▸ **Available data**:
···

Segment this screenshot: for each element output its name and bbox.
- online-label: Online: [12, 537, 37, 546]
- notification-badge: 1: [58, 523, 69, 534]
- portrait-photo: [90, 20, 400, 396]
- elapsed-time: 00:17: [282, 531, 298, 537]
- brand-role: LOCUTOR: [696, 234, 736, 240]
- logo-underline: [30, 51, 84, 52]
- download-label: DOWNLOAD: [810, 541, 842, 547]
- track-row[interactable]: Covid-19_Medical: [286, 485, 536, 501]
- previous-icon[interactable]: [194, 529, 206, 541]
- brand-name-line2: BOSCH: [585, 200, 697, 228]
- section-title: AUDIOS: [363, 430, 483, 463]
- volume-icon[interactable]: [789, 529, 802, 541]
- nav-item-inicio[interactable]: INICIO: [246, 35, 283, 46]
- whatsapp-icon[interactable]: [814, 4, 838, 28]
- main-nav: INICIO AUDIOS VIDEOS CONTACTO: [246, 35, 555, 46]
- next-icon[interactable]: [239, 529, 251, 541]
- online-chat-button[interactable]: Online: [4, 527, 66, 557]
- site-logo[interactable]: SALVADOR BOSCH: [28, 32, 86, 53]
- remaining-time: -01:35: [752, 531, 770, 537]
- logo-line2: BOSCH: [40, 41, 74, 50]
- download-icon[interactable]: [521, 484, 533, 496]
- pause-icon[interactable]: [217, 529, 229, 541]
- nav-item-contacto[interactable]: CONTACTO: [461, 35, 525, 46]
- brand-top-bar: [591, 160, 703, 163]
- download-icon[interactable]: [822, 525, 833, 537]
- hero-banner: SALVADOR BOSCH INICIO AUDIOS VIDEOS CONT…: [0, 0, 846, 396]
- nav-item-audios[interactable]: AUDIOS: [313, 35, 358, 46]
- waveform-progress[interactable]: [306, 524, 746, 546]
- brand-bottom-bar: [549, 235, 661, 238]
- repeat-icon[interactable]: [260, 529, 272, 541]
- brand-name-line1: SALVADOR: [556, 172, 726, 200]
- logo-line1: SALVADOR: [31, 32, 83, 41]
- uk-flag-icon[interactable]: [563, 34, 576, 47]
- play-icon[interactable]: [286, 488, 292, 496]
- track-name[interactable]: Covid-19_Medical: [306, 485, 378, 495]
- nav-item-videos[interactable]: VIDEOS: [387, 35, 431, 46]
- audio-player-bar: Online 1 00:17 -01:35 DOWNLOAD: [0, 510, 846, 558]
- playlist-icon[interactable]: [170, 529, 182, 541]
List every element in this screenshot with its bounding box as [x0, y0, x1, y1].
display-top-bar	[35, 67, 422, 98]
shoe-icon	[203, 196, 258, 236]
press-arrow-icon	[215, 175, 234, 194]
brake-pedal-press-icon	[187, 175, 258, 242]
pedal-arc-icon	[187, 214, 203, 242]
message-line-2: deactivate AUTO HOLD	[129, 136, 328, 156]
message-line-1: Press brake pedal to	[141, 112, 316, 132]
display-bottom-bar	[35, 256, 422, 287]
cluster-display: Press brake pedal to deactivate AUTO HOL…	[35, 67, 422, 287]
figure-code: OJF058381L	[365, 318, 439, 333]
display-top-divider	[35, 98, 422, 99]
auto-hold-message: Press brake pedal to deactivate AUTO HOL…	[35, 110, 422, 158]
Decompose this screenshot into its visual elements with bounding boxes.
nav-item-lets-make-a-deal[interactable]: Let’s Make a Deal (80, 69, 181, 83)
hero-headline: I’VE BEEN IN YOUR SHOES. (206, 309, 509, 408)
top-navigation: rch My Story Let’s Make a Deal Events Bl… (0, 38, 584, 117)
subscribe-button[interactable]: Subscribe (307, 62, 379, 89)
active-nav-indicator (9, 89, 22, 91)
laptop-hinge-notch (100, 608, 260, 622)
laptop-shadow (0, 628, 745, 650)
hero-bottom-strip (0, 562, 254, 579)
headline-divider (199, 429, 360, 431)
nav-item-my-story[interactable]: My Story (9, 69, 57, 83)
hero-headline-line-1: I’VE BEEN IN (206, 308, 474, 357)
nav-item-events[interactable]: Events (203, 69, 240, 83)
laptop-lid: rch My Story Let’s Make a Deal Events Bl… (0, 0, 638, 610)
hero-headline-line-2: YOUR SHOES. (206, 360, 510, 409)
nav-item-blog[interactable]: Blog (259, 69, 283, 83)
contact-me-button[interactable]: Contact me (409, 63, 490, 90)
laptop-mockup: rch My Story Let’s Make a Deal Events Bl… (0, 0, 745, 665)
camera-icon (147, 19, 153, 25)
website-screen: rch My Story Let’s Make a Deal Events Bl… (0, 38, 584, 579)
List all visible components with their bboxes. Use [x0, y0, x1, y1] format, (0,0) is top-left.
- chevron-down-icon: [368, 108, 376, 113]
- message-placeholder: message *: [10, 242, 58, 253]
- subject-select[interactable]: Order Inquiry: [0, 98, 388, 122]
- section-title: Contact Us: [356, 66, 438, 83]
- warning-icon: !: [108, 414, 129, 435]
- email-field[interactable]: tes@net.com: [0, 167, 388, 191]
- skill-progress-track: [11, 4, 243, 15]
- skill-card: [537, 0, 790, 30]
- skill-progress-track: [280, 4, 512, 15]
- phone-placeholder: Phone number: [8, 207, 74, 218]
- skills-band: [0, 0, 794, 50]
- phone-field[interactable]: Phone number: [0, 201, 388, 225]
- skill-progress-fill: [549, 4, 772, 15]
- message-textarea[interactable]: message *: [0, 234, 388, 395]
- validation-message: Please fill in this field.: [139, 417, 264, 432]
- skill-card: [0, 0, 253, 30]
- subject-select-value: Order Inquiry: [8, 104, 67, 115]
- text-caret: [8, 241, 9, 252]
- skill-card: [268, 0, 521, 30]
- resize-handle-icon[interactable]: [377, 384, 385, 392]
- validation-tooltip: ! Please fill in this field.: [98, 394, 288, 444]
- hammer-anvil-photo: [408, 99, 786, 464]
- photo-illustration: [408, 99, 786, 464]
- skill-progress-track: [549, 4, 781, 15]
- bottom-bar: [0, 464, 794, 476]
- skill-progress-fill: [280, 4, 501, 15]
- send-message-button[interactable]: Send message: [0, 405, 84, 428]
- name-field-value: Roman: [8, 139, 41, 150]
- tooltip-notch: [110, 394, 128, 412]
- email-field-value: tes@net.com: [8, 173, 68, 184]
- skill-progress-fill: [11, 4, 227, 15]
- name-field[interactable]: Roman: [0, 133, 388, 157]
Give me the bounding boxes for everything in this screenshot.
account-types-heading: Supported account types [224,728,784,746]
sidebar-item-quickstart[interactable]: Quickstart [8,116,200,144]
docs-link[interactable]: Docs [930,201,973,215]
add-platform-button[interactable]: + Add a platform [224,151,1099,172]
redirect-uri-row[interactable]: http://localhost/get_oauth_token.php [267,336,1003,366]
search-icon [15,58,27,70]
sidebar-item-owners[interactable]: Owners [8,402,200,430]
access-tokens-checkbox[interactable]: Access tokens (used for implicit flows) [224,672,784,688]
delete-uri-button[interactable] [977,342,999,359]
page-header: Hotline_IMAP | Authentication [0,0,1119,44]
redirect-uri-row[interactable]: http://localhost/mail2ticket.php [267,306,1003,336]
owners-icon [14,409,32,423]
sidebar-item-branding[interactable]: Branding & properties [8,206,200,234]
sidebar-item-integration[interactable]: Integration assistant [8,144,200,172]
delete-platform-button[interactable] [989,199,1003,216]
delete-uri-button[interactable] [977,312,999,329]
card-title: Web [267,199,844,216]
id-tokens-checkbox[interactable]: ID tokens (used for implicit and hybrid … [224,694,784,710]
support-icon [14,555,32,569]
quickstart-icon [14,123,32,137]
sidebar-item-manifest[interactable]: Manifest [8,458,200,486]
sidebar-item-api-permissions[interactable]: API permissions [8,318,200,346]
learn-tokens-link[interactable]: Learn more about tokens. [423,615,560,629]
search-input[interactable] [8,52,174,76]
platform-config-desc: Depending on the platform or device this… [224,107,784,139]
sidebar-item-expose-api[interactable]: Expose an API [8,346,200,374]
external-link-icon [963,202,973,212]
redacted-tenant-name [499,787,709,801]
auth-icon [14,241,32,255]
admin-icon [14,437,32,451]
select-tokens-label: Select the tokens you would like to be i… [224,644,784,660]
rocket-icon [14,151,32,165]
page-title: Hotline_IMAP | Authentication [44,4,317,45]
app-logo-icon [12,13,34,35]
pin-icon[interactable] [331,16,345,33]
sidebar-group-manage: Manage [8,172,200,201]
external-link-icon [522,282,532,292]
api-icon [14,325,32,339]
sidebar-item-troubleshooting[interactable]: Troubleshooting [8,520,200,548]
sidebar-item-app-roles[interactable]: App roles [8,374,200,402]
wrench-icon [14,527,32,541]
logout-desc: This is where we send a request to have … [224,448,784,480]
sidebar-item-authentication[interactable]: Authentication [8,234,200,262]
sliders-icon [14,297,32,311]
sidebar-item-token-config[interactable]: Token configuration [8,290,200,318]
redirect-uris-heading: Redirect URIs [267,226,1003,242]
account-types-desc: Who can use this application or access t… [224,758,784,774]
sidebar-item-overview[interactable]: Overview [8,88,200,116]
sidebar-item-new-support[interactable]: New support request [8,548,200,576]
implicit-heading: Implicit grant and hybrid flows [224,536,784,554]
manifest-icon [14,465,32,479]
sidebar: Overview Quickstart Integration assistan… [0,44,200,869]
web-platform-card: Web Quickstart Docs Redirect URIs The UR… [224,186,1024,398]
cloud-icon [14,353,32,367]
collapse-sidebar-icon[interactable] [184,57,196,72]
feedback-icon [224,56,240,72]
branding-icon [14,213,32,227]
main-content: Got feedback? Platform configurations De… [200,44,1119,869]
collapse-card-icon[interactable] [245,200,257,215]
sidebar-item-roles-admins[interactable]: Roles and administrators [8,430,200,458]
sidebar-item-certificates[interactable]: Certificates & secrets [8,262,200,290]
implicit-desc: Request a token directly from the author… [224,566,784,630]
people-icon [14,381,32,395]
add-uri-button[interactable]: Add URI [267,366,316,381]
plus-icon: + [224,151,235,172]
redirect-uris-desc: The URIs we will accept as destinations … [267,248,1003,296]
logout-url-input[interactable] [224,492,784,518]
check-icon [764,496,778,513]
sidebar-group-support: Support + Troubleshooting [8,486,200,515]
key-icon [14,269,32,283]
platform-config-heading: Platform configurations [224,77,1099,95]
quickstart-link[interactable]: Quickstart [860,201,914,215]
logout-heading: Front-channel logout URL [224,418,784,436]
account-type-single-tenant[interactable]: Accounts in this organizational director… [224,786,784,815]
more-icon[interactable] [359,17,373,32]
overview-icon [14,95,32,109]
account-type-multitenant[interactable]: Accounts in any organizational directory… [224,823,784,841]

···

▸ **The problem**:
Reproduce the lines above verbatim, starting at the first line and ending at the line containing "- download-icon[interactable]: [822, 525, 833, 537]", with both of those lines included.

▸ **The solution**:
Segment this screenshot: for each element output its name and bbox.
- online-label: Online: [12, 537, 37, 546]
- notification-badge: 1: [58, 523, 69, 534]
- portrait-photo: [90, 20, 400, 396]
- elapsed-time: 00:17: [282, 531, 298, 537]
- brand-role: LOCUTOR: [696, 234, 736, 240]
- logo-underline: [30, 51, 84, 52]
- download-label: DOWNLOAD: [810, 541, 842, 547]
- track-row[interactable]: Covid-19_Medical: [286, 485, 536, 501]
- previous-icon[interactable]: [194, 529, 206, 541]
- brand-name-line2: BOSCH: [585, 200, 697, 228]
- section-title: AUDIOS: [363, 430, 483, 463]
- volume-icon[interactable]: [789, 529, 802, 541]
- nav-item-inicio[interactable]: INICIO: [246, 35, 283, 46]
- whatsapp-icon[interactable]: [814, 4, 838, 28]
- main-nav: INICIO AUDIOS VIDEOS CONTACTO: [246, 35, 555, 46]
- next-icon[interactable]: [239, 529, 251, 541]
- online-chat-button[interactable]: Online: [4, 527, 66, 557]
- site-logo[interactable]: SALVADOR BOSCH: [28, 32, 86, 53]
- remaining-time: -01:35: [752, 531, 770, 537]
- logo-line2: BOSCH: [40, 41, 74, 50]
- download-icon[interactable]: [521, 484, 533, 496]
- pause-icon[interactable]: [217, 529, 229, 541]
- nav-item-contacto[interactable]: CONTACTO: [461, 35, 525, 46]
- brand-top-bar: [591, 160, 703, 163]
- download-icon[interactable]: [822, 525, 833, 537]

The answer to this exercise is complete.